▸ **WHAT THIS TASK INVOLVES**
Can you transcribe every line exactly and leave the pictures behind?

--- START DATA TO USE ---

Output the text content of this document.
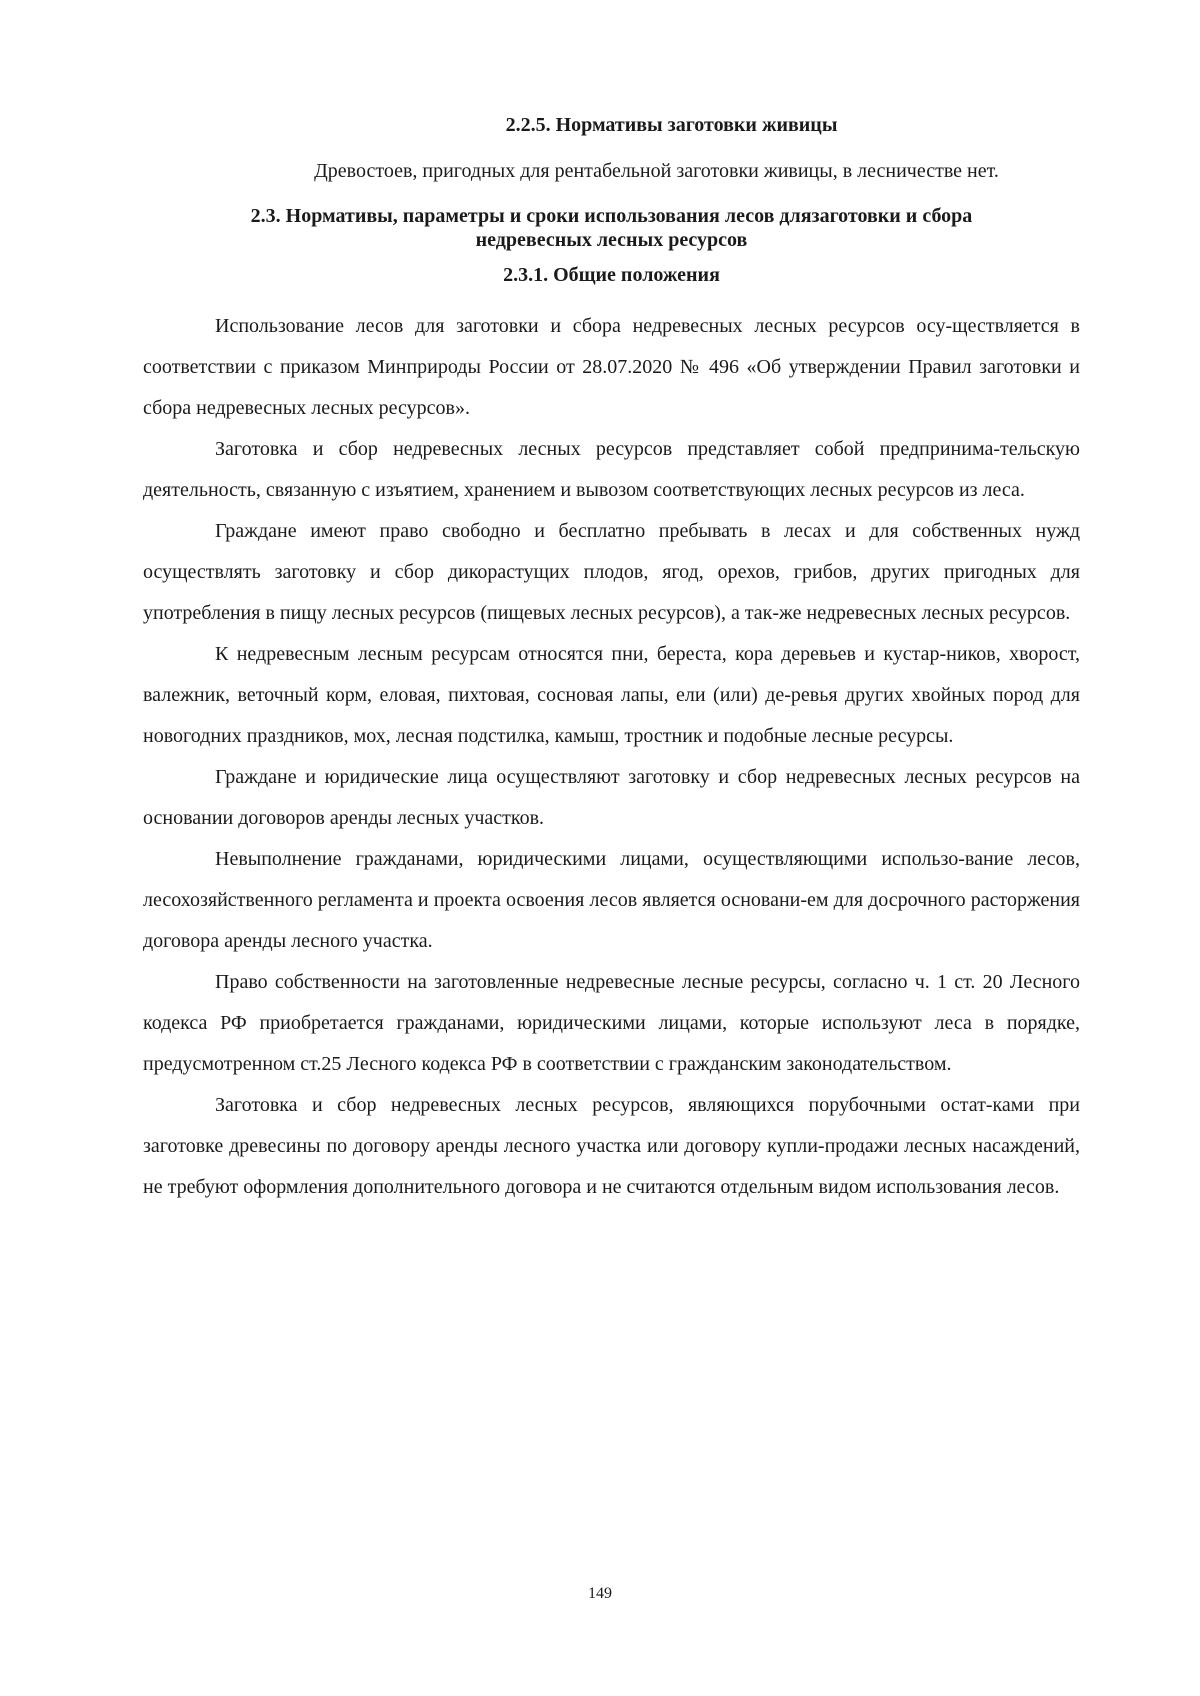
2.2.5. Нормативы заготовки живицы

Древостоев, пригодных для рентабельной заготовки живицы, в лесничестве нет.

2.3. Нормативы, параметры и сроки использования лесов длязаготовки и сбора
недревесных лесных ресурсов
2.3.1. Общие положения

Использование лесов для заготовки и сбора недревесных лесных ресурсов осу-ществляется в соответствии с приказом Минприроды России от 28.07.2020 № 496 «Об утверждении Правил заготовки и сбора недревесных лесных ресурсов».

Заготовка и сбор недревесных лесных ресурсов представляет собой предпринима-тельскую деятельность, связанную с изъятием, хранением и вывозом соответствующих лесных ресурсов из леса.

Граждане имеют право свободно и бесплатно пребывать в лесах и для собственных нужд осуществлять заготовку и сбор дикорастущих плодов, ягод, орехов, грибов, других пригодных для употребления в пищу лесных ресурсов (пищевых лесных ресурсов), а так-же недревесных лесных ресурсов.

К недревесным лесным ресурсам относятся пни, береста, кора деревьев и кустар-ников, хворост, валежник, веточный корм, еловая, пихтовая, сосновая лапы, ели (или) де-ревья других хвойных пород для новогодних праздников, мох, лесная подстилка, камыш, тростник и подобные лесные ресурсы.

Граждане и юридические лица осуществляют заготовку и сбор недревесных лесных ресурсов на основании договоров аренды лесных участков.

Невыполнение гражданами, юридическими лицами, осуществляющими использо-вание лесов, лесохозяйственного регламента и проекта освоения лесов является основани-ем для досрочного расторжения договора аренды лесного участка.

Право собственности на заготовленные недревесные лесные ресурсы, согласно ч. 1 ст. 20 Лесного кодекса РФ приобретается гражданами, юридическими лицами, которые используют леса в порядке, предусмотренном ст.25 Лесного кодекса РФ в соответствии с гражданским законодательством.

Заготовка и сбор недревесных лесных ресурсов, являющихся порубочными остат-ками при заготовке древесины по договору аренды лесного участка или договору купли-продажи лесных насаждений, не требуют оформления дополнительного договора и не считаются отдельным видом использования лесов.

149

--- END DATA TO USE ---

▸ **SOLUTION FOR THIS TASK**
Output the text content of this document.
2.2.5. Нормативы заготовки живицы

Древостоев, пригодных для рентабельной заготовки живицы, в лесничестве нет.

2.3. Нормативы, параметры и сроки использования лесов длязаготовки и сбора
недревесных лесных ресурсов
2.3.1. Общие положения

Использование лесов для заготовки и сбора недревесных лесных ресурсов осу-ществляется в соответствии с приказом Минприроды России от 28.07.2020 № 496 «Об утверждении Правил заготовки и сбора недревесных лесных ресурсов».

Заготовка и сбор недревесных лесных ресурсов представляет собой предпринима-тельскую деятельность, связанную с изъятием, хранением и вывозом соответствующих лесных ресурсов из леса.

Граждане имеют право свободно и бесплатно пребывать в лесах и для собственных нужд осуществлять заготовку и сбор дикорастущих плодов, ягод, орехов, грибов, других пригодных для употребления в пищу лесных ресурсов (пищевых лесных ресурсов), а так-же недревесных лесных ресурсов.

К недревесным лесным ресурсам относятся пни, береста, кора деревьев и кустар-ников, хворост, валежник, веточный корм, еловая, пихтовая, сосновая лапы, ели (или) де-ревья других хвойных пород для новогодних праздников, мох, лесная подстилка, камыш, тростник и подобные лесные ресурсы.

Граждане и юридические лица осуществляют заготовку и сбор недревесных лесных ресурсов на основании договоров аренды лесных участков.

Невыполнение гражданами, юридическими лицами, осуществляющими использо-вание лесов, лесохозяйственного регламента и проекта освоения лесов является основани-ем для досрочного расторжения договора аренды лесного участка.

Право собственности на заготовленные недревесные лесные ресурсы, согласно ч. 1 ст. 20 Лесного кодекса РФ приобретается гражданами, юридическими лицами, которые используют леса в порядке, предусмотренном ст.25 Лесного кодекса РФ в соответствии с гражданским законодательством.

Заготовка и сбор недревесных лесных ресурсов, являющихся порубочными остат-ками при заготовке древесины по договору аренды лесного участка или договору купли-продажи лесных насаждений, не требуют оформления дополнительного договора и не считаются отдельным видом использования лесов.

149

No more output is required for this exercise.